◆ PROBLEM
Return all lines from the listing below in which the string "COUNTY" occurs.

(Data listing)
_____

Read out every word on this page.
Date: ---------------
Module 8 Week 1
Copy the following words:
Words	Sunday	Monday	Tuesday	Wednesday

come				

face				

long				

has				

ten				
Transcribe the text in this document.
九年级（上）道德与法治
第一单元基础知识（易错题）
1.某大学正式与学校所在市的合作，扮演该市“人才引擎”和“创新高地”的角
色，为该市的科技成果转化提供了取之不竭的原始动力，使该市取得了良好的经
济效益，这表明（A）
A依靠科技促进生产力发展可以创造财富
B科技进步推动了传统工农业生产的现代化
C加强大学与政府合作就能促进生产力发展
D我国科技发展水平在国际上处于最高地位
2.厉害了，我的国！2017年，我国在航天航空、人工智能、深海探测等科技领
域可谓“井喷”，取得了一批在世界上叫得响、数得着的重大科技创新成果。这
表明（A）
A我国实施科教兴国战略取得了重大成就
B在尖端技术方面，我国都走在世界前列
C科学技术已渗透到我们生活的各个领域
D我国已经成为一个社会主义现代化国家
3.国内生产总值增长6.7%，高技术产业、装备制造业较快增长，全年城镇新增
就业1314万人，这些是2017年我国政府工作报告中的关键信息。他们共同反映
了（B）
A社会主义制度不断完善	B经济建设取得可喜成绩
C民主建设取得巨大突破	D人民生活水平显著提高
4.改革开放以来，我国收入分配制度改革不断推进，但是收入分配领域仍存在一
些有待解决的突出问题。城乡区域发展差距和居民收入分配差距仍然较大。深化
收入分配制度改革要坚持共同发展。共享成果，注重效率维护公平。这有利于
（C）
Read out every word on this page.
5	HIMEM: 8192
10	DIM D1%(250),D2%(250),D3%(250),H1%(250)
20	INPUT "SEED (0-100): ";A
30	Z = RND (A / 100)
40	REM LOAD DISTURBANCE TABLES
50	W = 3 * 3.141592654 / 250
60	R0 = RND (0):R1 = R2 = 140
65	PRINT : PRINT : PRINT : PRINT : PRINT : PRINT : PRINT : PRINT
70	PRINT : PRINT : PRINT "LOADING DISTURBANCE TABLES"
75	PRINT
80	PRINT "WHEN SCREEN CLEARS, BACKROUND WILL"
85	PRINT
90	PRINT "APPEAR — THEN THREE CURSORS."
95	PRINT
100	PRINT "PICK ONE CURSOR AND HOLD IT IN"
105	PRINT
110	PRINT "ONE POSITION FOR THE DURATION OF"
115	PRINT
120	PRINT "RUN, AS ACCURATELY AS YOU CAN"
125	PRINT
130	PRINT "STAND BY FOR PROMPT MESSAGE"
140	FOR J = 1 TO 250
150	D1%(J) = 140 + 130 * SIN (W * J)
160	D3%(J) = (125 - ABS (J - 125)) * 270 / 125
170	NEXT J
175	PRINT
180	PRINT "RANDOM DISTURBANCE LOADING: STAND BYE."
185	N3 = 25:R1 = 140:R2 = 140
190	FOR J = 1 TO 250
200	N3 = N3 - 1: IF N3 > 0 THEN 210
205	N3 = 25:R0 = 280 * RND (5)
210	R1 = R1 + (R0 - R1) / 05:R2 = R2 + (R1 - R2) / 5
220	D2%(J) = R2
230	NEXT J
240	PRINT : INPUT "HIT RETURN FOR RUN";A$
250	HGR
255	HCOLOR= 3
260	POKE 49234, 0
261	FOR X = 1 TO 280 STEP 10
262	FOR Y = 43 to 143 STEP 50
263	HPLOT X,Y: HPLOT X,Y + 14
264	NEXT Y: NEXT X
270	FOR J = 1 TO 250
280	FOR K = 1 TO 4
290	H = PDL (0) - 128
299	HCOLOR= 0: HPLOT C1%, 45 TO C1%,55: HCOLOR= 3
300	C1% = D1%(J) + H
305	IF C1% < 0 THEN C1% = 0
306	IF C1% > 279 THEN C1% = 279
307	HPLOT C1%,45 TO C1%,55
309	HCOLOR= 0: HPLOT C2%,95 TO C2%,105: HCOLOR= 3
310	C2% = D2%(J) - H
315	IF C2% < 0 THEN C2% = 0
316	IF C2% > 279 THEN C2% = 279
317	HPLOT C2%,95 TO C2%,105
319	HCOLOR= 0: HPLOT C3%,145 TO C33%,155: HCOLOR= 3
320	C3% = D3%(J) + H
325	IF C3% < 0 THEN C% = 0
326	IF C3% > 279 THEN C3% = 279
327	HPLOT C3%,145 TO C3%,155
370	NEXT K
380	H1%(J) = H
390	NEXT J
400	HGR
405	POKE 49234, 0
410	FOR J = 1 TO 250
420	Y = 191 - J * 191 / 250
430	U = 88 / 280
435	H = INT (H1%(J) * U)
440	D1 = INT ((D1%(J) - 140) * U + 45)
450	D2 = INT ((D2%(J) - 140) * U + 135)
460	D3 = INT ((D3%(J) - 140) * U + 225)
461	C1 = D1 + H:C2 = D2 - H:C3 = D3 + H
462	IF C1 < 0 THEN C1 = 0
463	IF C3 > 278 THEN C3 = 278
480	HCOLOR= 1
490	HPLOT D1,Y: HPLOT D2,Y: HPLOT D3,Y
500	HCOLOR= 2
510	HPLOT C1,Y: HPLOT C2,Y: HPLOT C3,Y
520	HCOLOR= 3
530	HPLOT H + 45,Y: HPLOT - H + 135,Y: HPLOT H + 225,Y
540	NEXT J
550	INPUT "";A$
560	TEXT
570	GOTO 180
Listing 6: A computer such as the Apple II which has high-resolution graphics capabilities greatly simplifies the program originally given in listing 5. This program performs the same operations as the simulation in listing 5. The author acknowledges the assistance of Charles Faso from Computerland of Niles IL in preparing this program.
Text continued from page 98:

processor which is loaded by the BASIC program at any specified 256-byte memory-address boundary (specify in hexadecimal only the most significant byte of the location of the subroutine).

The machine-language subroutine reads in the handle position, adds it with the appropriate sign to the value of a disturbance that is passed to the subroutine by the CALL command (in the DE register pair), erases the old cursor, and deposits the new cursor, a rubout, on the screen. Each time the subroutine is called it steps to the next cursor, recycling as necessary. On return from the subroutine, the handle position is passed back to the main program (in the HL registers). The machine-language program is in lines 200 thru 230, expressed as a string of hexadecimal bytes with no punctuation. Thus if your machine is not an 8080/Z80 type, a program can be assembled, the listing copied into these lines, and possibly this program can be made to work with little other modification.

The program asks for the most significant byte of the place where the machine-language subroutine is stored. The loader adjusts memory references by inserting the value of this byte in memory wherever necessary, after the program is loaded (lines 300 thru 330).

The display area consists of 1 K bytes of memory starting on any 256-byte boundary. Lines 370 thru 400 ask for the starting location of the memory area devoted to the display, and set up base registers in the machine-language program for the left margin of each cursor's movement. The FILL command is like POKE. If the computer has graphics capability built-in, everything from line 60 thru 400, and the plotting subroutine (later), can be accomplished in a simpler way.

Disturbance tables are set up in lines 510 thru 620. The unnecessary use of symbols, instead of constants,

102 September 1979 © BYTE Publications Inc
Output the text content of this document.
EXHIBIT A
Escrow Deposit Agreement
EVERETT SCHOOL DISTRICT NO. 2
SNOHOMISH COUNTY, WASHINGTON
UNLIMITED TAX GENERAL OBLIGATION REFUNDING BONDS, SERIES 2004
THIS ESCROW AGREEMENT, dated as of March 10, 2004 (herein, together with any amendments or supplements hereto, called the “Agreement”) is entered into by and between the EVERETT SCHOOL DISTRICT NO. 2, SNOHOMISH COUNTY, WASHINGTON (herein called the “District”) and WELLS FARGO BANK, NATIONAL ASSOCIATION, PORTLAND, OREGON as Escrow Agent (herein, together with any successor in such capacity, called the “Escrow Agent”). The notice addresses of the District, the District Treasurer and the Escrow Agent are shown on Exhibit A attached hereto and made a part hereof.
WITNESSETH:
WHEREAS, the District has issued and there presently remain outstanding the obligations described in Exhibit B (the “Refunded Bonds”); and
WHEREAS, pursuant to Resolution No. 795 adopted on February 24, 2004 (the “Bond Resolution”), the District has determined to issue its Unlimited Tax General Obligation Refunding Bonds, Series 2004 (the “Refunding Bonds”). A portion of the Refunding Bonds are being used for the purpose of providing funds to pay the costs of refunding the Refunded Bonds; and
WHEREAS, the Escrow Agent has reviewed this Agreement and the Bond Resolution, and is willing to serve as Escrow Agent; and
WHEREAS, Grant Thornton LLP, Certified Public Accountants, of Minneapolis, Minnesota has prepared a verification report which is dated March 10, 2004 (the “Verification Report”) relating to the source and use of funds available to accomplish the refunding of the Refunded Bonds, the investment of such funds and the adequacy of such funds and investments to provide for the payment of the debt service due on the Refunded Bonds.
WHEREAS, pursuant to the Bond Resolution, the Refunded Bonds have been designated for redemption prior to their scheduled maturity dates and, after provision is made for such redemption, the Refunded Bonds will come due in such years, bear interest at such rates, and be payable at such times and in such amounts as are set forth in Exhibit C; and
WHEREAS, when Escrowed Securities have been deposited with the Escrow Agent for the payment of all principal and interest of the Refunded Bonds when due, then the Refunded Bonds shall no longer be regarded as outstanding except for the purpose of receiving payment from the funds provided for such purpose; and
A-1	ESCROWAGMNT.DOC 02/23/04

_____

◆ PROBLEM SOLUTION
SNOHOMISH COUNTY, WASHINGTON
THIS ESCROW AGREEMENT, dated as of March 10, 2004 (herein, together with any amendments or supplements hereto, called the “Agreement”) is entered into by and between the EVERETT SCHOOL DISTRICT NO. 2, SNOHOMISH COUNTY, WASHINGTON (herein called the “District”) and WELLS FARGO BANK, NATIONAL ASSOCIATION, PORTLAND, OREGON as Escrow Agent (herein, together with any successor in such capacity, called the “Escrow Agent”). The notice addresses of the District, the District Treasurer and the Escrow Agent are shown on Exhibit A attached hereto and made a part hereof.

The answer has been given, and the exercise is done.